WORK TO COMPLETE:
Filter the data below for the string "August" and copy each matching line.

▼

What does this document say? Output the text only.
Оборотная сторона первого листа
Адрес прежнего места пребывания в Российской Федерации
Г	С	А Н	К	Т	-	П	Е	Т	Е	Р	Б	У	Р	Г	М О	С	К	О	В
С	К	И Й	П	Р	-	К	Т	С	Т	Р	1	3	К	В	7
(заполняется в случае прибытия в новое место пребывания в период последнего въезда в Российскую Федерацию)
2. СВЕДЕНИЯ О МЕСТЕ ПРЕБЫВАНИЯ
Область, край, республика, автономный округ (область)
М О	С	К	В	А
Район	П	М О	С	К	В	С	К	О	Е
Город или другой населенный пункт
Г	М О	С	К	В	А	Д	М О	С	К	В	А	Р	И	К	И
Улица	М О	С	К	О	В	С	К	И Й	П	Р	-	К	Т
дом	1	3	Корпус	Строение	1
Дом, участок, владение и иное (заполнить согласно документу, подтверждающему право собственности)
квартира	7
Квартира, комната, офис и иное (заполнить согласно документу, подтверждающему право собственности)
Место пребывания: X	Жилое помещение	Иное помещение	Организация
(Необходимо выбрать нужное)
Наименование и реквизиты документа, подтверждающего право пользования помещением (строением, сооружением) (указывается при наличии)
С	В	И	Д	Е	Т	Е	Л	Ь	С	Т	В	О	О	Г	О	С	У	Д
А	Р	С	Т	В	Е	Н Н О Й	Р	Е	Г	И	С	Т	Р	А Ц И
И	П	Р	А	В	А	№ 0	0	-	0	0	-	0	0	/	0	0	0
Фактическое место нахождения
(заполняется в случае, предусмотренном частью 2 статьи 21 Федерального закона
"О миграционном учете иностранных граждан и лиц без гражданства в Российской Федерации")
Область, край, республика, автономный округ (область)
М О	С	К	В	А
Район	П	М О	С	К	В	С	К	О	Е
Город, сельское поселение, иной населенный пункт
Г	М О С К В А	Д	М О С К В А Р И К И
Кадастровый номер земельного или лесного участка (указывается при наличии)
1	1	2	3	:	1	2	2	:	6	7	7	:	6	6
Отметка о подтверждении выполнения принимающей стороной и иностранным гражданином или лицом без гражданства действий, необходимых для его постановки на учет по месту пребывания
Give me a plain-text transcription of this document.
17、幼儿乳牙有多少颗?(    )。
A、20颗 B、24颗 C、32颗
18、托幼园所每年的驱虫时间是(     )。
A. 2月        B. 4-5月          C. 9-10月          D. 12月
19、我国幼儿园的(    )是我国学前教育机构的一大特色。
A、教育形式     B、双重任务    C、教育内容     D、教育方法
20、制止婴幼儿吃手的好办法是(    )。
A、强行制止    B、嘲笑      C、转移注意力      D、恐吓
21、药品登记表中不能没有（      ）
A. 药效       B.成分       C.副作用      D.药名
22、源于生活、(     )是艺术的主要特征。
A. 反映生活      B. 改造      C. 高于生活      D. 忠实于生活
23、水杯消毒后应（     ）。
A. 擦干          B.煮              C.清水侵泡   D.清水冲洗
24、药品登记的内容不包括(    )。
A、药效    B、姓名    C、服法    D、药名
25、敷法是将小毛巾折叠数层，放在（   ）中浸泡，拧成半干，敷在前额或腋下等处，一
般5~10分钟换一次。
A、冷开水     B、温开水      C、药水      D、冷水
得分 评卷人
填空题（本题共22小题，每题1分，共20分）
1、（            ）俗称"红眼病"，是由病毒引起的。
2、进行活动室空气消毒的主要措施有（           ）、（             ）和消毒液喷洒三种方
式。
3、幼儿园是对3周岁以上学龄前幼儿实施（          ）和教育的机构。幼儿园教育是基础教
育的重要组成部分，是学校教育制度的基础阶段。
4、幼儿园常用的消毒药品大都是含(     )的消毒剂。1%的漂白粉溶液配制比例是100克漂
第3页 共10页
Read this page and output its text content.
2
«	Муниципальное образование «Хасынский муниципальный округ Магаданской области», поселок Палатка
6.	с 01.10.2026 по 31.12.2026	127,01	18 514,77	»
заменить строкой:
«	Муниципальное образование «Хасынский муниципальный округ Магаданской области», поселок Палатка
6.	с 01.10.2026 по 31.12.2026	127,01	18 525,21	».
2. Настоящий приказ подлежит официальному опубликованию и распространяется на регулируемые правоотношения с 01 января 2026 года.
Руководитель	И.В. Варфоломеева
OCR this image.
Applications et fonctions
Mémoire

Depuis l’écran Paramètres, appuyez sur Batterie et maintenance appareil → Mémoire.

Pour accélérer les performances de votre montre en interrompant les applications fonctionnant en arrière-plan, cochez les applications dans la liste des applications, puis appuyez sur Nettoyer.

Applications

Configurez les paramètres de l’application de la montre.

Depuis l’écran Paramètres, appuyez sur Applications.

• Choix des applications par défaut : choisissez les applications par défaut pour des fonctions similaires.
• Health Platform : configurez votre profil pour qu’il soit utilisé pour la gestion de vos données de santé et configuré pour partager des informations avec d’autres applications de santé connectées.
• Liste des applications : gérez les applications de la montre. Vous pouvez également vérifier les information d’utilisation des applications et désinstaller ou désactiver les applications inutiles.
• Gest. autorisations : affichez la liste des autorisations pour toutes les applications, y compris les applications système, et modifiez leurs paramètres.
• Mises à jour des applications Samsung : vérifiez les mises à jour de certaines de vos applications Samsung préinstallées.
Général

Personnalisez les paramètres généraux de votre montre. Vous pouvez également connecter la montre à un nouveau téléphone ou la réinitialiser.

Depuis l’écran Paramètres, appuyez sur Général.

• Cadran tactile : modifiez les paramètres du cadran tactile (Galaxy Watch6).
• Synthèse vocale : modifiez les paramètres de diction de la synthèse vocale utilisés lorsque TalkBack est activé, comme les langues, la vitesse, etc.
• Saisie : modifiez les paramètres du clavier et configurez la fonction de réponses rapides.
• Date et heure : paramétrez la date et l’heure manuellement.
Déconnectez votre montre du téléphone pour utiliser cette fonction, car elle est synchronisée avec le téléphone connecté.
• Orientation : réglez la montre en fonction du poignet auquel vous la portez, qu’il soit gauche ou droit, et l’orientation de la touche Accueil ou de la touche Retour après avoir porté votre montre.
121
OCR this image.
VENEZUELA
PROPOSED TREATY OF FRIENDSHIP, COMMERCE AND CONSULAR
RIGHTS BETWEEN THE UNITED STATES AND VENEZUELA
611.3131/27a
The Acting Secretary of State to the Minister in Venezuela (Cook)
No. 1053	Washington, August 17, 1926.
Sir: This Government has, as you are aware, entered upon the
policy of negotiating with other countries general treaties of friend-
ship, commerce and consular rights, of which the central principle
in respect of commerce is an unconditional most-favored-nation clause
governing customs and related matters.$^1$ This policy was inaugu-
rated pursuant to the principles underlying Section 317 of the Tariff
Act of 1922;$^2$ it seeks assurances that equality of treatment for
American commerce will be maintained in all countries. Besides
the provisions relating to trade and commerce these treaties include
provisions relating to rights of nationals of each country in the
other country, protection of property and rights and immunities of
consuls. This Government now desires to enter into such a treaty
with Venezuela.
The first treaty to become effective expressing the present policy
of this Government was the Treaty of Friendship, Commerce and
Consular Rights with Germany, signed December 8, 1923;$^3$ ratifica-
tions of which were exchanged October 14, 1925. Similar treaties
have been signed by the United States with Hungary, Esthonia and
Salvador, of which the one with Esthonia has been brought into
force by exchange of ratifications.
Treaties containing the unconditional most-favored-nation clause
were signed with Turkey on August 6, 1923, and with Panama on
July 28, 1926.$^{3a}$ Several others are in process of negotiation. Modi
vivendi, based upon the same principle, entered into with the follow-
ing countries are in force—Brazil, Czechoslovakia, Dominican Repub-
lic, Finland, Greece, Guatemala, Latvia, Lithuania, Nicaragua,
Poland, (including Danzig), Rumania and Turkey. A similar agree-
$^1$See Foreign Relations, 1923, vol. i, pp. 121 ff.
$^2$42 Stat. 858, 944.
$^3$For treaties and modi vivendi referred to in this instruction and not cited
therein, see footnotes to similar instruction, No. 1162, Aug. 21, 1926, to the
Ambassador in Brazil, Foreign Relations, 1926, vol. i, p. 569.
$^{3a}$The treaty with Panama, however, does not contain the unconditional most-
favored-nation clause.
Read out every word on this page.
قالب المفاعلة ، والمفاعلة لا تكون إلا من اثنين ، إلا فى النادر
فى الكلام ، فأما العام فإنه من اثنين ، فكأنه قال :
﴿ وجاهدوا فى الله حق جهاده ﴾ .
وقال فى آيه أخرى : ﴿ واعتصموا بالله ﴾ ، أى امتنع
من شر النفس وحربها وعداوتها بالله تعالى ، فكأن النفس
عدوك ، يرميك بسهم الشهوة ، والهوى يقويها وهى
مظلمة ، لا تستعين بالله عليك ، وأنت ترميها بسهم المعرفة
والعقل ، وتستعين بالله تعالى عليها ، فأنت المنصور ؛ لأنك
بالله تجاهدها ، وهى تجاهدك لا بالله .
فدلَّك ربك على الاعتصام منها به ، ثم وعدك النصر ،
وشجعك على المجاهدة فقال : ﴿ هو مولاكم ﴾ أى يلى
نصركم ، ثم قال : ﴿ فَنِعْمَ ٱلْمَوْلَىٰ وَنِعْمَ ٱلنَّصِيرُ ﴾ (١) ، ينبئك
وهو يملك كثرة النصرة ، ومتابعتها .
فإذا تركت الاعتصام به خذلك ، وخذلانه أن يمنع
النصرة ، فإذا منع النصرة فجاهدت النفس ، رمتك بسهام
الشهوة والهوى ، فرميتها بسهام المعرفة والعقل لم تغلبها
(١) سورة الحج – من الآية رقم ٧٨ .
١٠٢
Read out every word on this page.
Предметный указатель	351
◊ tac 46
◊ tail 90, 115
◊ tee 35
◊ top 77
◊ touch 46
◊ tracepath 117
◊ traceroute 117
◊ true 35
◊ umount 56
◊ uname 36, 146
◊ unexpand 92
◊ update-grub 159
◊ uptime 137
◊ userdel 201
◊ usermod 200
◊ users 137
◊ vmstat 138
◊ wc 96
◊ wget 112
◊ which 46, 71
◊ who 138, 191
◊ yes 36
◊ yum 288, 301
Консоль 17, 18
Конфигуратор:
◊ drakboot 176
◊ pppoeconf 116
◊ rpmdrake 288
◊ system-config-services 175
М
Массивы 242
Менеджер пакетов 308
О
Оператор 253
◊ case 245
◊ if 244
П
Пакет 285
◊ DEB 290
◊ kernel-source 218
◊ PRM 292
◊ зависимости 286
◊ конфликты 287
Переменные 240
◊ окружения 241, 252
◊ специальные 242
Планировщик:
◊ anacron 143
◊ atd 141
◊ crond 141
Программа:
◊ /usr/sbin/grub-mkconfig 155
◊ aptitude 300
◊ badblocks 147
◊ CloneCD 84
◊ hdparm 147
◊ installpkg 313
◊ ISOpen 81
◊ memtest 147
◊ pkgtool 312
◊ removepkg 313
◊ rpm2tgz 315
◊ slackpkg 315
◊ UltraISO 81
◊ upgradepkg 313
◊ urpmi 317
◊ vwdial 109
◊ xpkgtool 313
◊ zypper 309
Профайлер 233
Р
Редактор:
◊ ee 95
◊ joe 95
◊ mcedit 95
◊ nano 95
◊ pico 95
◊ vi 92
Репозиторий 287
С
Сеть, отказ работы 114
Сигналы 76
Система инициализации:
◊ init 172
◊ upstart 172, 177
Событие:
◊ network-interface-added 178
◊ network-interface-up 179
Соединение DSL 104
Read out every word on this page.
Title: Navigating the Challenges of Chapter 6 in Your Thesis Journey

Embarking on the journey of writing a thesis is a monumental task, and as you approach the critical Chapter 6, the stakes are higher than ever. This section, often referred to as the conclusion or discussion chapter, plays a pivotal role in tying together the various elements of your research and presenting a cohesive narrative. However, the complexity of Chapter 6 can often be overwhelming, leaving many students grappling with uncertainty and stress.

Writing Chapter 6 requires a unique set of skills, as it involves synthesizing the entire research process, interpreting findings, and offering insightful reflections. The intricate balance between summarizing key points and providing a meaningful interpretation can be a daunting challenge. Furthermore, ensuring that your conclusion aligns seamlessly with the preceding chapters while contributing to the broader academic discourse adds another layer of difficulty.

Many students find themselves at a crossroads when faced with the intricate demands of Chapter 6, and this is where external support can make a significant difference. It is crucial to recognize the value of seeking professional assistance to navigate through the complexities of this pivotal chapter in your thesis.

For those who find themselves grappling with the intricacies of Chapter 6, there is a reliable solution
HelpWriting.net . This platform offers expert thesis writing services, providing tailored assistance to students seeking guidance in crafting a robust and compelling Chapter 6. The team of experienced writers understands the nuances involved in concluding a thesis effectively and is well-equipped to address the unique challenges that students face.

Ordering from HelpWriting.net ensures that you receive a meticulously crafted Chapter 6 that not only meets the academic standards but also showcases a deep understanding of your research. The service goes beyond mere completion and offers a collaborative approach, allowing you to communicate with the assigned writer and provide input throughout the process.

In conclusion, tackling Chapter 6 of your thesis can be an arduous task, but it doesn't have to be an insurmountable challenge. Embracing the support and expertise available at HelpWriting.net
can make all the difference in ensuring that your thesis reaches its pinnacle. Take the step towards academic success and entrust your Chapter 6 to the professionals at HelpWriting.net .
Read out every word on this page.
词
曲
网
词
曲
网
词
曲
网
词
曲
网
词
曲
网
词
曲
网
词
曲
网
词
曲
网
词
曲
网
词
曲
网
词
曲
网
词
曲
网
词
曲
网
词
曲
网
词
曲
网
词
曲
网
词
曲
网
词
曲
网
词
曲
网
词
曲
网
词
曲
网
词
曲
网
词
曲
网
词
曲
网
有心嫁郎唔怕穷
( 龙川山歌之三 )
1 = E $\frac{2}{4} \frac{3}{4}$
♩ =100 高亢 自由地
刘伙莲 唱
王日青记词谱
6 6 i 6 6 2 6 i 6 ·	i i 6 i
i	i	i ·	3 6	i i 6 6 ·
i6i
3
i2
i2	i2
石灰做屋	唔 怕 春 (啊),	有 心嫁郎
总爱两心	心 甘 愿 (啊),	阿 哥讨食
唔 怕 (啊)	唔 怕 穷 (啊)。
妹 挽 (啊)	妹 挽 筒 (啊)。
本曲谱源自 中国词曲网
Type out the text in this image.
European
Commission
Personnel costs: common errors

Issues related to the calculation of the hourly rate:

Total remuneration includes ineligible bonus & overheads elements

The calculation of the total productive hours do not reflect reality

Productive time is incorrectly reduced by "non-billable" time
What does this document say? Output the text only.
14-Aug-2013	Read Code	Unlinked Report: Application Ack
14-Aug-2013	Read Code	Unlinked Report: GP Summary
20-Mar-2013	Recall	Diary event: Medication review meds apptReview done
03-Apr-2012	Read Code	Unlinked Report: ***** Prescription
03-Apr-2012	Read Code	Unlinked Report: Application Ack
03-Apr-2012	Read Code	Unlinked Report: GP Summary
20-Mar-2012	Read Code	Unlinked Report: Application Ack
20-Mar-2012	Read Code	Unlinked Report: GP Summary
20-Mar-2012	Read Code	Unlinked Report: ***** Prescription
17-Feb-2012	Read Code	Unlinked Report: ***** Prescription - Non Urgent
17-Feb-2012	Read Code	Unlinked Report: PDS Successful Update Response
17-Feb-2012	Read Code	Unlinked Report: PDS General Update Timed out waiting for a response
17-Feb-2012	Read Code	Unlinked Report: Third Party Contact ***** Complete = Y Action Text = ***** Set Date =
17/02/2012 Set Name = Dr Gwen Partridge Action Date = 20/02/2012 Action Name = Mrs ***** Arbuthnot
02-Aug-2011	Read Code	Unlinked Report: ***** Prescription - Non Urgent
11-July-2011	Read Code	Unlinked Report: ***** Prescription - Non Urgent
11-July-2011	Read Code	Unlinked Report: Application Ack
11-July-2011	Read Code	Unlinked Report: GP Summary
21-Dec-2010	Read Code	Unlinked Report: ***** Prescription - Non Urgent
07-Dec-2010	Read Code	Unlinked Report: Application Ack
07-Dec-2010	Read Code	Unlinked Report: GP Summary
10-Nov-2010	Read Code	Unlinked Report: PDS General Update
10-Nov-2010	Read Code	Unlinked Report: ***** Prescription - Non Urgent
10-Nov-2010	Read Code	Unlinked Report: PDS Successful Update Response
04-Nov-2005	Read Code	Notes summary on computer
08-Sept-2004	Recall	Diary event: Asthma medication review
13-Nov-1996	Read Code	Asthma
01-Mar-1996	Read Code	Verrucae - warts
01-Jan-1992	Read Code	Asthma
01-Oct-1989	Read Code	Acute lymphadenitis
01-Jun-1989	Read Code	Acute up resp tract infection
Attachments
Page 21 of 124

▲

TASK OUTPUT:
No. 1053	Washington, August 17, 1926.
were signed with Turkey on August 6, 1923, and with Panama on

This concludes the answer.